Task statement
Your copy of the material below should match it exactly, except that it holds no pictures.

══ Items ══

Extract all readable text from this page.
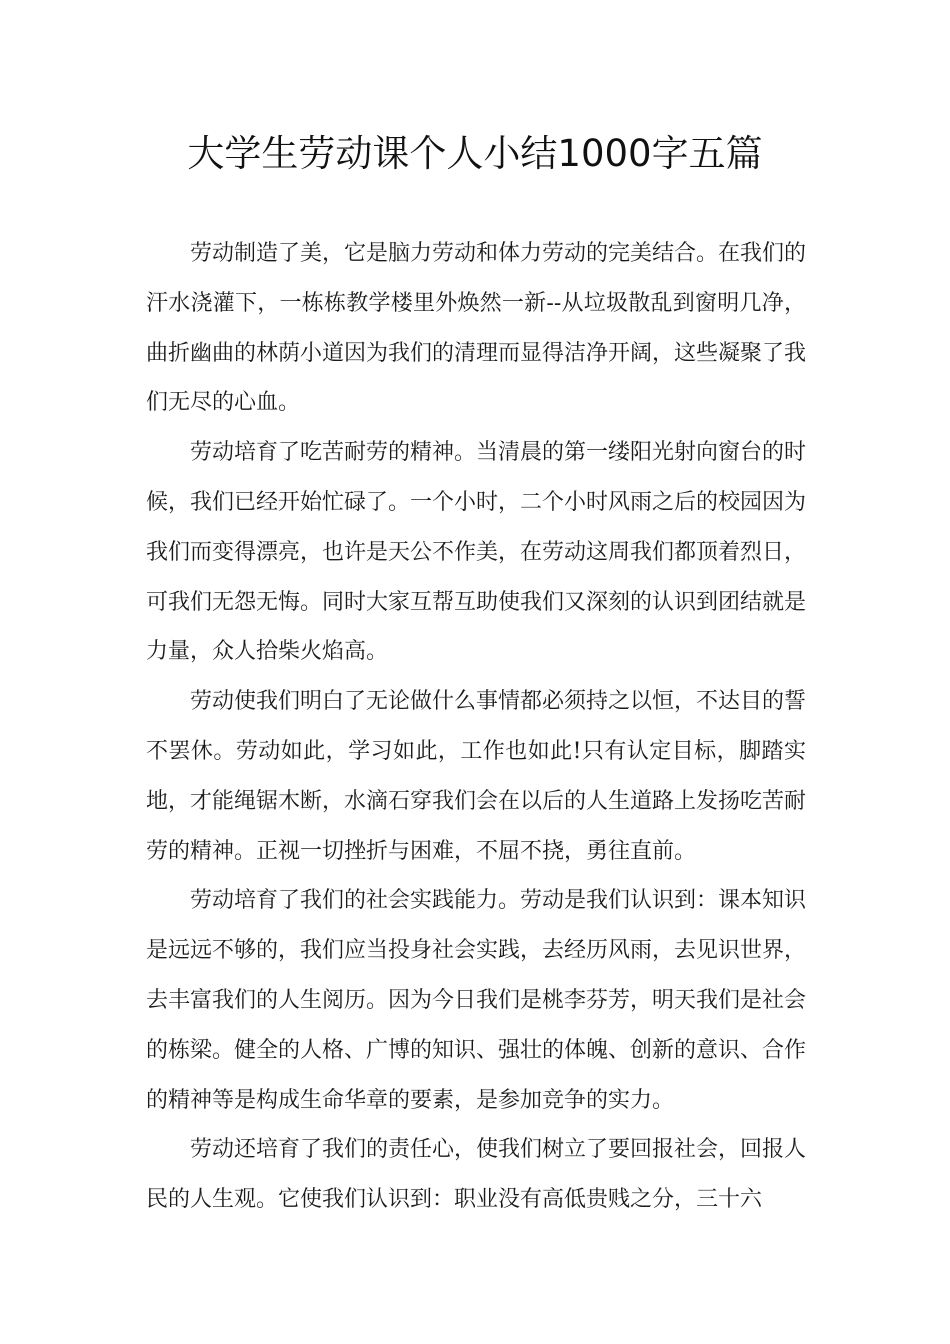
大学生劳动课个人小结1000字五篇

劳动制造了美，它是脑力劳动和体力劳动的完美结合。在我们的汗水浇灌下，一栋栋教学楼里外焕然一新--从垃圾散乱到窗明几净，曲折幽曲的林荫小道因为我们的清理而显得洁净开阔，这些凝聚了我们无尽的心血。

劳动培育了吃苦耐劳的精神。当清晨的第一缕阳光射向窗台的时候，我们已经开始忙碌了。一个小时，二个小时风雨之后的校园因为我们而变得漂亮，也许是天公不作美，在劳动这周我们都顶着烈日，可我们无怨无悔。同时大家互帮互助使我们又深刻的认识到团结就是力量，众人拾柴火焰高。

劳动使我们明白了无论做什么事情都必须持之以恒，不达目的誓不罢休。劳动如此，学习如此，工作也如此!只有认定目标，脚踏实地，才能绳锯木断，水滴石穿我们会在以后的人生道路上发扬吃苦耐劳的精神。正视一切挫折与困难，不屈不挠，勇往直前。

劳动培育了我们的社会实践能力。劳动是我们认识到：课本知识是远远不够的，我们应当投身社会实践，去经历风雨，去见识世界，去丰富我们的人生阅历。因为今日我们是桃李芬芳，明天我们是社会的栋梁。健全的人格、广博的知识、强壮的体魄、创新的意识、合作的精神等是构成生命华章的要素，是参加竞争的实力。

劳动还培育了我们的责任心，使我们树立了要回报社会，回报人民的人生观。它使我们认识到：职业没有高低贵贱之分，三十六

═══

Correct answer
Extract all readable text from this page.
大学生劳动课个人小结1000字五篇

劳动制造了美，它是脑力劳动和体力劳动的完美结合。在我们的汗水浇灌下，一栋栋教学楼里外焕然一新--从垃圾散乱到窗明几净，曲折幽曲的林荫小道因为我们的清理而显得洁净开阔，这些凝聚了我们无尽的心血。

劳动培育了吃苦耐劳的精神。当清晨的第一缕阳光射向窗台的时候，我们已经开始忙碌了。一个小时，二个小时风雨之后的校园因为我们而变得漂亮，也许是天公不作美，在劳动这周我们都顶着烈日，可我们无怨无悔。同时大家互帮互助使我们又深刻的认识到团结就是力量，众人拾柴火焰高。

劳动使我们明白了无论做什么事情都必须持之以恒，不达目的誓不罢休。劳动如此，学习如此，工作也如此!只有认定目标，脚踏实地，才能绳锯木断，水滴石穿我们会在以后的人生道路上发扬吃苦耐劳的精神。正视一切挫折与困难，不屈不挠，勇往直前。

劳动培育了我们的社会实践能力。劳动是我们认识到：课本知识是远远不够的，我们应当投身社会实践，去经历风雨，去见识世界，去丰富我们的人生阅历。因为今日我们是桃李芬芳，明天我们是社会的栋梁。健全的人格、广博的知识、强壮的体魄、创新的意识、合作的精神等是构成生命华章的要素，是参加竞争的实力。

劳动还培育了我们的责任心，使我们树立了要回报社会，回报人民的人生观。它使我们认识到：职业没有高低贵贱之分，三十六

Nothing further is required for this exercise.